→ Given problem
Check every line of the entries that follow, and copy the ones containing "Altitude".

___ Data shown ___

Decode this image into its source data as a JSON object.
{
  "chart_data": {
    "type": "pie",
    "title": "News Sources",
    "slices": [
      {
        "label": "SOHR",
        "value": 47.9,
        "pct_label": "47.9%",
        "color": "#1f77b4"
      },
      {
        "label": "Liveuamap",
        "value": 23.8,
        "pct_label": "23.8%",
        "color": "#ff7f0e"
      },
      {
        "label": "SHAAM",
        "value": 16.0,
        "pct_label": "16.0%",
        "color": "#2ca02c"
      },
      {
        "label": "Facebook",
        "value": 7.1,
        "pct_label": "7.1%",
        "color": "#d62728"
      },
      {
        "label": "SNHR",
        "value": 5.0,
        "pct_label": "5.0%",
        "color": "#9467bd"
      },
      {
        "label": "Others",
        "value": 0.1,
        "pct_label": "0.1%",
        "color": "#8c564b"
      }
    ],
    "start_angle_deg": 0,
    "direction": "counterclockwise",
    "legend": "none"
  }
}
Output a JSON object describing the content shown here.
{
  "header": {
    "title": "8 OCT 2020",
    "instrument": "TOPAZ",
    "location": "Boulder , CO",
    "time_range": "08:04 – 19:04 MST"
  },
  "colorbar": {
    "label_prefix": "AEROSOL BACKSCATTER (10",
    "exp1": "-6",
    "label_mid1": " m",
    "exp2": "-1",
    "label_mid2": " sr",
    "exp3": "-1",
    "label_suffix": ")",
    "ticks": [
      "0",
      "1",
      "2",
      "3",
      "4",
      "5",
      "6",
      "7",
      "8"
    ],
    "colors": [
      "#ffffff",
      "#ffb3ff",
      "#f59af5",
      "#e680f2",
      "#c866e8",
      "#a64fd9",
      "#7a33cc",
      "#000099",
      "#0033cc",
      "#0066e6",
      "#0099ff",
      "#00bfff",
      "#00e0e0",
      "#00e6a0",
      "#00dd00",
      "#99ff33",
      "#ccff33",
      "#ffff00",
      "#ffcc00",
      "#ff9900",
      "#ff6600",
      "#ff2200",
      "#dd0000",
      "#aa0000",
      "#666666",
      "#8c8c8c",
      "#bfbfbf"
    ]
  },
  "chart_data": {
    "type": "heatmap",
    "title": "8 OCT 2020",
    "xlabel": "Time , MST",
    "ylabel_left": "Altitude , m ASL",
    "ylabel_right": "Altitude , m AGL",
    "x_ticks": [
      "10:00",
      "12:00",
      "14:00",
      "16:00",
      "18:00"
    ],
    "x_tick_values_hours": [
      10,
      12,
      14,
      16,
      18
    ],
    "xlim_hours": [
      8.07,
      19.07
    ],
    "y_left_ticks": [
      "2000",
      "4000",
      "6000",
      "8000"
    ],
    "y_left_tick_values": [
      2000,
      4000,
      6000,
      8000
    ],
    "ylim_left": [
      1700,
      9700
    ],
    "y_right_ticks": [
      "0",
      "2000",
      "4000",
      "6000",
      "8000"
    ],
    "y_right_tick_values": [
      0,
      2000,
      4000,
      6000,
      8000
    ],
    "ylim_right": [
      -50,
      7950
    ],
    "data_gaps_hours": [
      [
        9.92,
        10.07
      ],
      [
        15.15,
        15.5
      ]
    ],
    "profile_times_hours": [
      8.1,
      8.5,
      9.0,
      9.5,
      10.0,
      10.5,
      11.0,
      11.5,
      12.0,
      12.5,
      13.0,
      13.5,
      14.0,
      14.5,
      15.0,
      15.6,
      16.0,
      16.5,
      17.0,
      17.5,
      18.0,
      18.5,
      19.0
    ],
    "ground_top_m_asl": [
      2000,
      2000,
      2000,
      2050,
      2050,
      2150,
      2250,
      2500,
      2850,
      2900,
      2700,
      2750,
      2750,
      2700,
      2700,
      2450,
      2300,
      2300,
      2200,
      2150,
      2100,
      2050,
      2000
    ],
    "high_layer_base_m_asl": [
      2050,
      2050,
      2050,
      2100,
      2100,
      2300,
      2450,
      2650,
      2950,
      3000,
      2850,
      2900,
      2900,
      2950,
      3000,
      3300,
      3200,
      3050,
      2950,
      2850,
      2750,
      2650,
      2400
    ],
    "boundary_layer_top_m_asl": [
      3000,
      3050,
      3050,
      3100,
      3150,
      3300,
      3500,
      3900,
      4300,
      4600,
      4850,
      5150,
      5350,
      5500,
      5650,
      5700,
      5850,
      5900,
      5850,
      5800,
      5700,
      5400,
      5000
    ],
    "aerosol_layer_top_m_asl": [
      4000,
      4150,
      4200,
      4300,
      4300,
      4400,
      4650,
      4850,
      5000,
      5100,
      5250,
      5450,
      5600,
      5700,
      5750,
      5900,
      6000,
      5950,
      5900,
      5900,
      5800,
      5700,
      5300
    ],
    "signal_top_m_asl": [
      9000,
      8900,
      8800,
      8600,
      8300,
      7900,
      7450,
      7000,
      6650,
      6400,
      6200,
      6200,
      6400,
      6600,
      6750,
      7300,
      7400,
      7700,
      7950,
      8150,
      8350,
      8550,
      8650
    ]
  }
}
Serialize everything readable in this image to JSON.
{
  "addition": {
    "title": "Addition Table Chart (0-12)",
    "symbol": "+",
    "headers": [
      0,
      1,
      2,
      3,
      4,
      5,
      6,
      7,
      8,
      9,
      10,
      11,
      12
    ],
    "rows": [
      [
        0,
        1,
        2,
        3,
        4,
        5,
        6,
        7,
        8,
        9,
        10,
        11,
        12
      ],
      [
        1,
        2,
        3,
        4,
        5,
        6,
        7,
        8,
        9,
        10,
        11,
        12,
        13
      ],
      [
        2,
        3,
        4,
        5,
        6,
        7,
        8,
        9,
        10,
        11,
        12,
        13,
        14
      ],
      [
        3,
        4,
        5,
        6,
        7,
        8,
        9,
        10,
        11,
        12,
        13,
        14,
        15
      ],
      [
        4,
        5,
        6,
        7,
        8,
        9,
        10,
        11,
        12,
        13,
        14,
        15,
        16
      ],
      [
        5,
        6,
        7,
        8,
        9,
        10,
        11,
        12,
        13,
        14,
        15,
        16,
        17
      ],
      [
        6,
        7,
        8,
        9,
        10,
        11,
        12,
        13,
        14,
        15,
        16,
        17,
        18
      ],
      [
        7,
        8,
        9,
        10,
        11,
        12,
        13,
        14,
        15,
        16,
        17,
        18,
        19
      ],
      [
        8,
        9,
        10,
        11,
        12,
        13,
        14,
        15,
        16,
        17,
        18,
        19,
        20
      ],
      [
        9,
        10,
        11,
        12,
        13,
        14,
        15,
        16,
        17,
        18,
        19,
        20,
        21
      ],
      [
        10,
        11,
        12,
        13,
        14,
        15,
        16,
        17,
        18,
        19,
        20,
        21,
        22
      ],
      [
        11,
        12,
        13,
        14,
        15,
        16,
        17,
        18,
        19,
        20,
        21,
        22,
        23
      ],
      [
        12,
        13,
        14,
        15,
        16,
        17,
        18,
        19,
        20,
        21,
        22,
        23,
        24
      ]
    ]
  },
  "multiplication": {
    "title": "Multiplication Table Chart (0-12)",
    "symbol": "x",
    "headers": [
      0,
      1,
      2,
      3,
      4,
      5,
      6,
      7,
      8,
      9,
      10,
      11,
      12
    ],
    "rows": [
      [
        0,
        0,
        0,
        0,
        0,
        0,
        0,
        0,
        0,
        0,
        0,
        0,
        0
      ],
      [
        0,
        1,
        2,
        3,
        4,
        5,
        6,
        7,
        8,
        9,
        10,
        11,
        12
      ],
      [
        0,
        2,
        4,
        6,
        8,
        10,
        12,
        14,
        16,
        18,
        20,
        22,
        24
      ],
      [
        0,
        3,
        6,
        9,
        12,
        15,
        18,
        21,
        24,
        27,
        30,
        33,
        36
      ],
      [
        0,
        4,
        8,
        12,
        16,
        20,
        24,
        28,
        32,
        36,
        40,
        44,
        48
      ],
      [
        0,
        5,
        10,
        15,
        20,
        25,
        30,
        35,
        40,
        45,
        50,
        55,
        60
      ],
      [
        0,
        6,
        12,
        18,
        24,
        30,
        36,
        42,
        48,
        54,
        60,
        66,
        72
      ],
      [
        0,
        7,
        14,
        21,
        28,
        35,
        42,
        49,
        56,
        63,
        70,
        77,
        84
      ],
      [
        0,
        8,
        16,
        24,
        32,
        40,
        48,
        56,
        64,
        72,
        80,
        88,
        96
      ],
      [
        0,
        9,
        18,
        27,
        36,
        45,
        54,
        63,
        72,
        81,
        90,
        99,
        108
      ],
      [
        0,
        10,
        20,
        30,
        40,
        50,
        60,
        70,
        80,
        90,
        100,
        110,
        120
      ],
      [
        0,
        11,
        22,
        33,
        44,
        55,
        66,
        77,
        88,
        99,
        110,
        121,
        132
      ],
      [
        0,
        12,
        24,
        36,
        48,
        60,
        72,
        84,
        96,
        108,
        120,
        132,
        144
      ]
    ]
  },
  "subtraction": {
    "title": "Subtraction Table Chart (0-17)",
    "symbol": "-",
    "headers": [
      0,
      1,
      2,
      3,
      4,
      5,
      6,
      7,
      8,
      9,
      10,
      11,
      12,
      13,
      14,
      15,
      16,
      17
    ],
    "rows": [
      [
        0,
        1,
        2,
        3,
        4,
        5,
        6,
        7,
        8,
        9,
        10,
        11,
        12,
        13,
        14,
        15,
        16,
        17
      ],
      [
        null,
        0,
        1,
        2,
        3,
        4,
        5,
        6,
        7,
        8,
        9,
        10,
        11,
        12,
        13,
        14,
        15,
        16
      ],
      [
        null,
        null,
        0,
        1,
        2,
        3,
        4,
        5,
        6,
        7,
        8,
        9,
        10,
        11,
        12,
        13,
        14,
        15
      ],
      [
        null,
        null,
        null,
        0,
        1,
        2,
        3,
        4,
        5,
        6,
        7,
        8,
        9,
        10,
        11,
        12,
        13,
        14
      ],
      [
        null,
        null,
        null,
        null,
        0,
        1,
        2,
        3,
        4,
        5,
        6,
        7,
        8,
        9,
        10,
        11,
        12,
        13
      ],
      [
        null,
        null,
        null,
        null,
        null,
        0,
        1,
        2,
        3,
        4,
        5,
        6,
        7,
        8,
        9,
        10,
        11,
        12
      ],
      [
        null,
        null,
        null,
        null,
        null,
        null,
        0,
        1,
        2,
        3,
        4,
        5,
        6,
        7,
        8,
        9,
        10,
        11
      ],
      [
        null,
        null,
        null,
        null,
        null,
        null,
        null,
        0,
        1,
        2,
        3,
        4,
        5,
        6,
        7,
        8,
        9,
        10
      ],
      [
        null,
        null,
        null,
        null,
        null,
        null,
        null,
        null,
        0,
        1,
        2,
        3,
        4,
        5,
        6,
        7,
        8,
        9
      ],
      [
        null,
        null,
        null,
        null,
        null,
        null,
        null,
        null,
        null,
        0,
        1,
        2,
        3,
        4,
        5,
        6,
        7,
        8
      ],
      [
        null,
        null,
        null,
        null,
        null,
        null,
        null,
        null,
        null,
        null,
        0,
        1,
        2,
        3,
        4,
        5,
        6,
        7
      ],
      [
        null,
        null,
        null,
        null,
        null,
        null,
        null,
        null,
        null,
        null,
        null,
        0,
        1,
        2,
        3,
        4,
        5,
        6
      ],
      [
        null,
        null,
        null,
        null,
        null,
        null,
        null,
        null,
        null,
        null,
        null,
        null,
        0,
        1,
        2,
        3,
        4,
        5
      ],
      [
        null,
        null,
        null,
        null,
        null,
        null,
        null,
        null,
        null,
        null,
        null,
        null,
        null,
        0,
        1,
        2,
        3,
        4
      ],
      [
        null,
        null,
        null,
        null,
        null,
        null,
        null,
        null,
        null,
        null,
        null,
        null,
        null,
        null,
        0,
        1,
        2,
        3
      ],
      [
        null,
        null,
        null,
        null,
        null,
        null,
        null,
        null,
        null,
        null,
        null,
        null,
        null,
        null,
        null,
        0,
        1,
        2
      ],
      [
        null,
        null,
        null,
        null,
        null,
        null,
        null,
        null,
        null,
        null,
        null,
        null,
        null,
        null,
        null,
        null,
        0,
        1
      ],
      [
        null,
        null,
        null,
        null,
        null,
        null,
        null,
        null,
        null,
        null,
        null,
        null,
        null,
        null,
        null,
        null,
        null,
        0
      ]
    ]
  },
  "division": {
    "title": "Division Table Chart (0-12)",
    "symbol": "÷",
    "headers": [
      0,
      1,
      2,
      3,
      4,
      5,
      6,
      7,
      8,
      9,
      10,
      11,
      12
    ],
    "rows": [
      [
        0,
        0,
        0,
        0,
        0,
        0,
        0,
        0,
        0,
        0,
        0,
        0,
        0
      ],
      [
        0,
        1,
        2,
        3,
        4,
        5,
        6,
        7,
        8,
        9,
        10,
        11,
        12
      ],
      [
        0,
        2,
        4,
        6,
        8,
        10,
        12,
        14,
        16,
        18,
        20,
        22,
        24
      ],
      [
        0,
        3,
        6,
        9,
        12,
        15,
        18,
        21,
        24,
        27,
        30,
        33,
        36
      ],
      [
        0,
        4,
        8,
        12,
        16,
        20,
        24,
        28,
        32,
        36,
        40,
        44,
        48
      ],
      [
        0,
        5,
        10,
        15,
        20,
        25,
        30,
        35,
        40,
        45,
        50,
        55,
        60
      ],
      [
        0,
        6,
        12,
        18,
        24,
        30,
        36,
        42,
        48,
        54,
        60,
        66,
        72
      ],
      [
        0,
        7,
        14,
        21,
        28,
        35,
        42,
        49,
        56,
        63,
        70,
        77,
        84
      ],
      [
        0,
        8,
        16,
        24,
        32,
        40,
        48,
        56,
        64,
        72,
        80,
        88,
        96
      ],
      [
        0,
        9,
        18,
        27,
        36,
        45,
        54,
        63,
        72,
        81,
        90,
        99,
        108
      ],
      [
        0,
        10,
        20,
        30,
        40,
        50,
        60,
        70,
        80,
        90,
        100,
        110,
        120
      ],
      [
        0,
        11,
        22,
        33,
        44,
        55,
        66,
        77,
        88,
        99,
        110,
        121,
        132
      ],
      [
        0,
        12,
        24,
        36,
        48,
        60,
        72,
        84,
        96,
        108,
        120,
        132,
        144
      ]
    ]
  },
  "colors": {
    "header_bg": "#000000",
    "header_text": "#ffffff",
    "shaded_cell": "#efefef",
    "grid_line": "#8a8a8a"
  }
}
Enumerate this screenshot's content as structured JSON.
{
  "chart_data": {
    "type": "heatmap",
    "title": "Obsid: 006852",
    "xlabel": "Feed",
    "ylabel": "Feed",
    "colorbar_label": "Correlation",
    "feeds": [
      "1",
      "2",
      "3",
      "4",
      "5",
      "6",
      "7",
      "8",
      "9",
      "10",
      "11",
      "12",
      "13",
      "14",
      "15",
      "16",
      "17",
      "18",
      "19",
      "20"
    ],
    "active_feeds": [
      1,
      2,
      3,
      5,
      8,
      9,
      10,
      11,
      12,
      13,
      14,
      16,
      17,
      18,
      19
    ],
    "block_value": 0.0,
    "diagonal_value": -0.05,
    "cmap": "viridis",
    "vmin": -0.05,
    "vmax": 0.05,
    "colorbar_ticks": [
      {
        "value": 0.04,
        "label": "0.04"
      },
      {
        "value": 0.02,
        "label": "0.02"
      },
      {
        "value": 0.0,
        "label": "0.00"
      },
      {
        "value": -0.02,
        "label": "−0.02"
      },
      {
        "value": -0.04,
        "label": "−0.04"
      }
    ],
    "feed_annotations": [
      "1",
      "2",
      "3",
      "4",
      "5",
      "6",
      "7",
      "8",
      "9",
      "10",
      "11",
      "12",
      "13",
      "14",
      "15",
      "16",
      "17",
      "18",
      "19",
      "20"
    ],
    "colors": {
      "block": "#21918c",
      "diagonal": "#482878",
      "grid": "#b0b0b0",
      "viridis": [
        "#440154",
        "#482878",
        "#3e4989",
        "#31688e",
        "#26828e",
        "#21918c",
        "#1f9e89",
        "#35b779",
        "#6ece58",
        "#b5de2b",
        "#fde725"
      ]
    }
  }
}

___

→ Answer below
    "ylabel_left": "Altitude , m ASL",
    "ylabel_right": "Altitude , m AGL",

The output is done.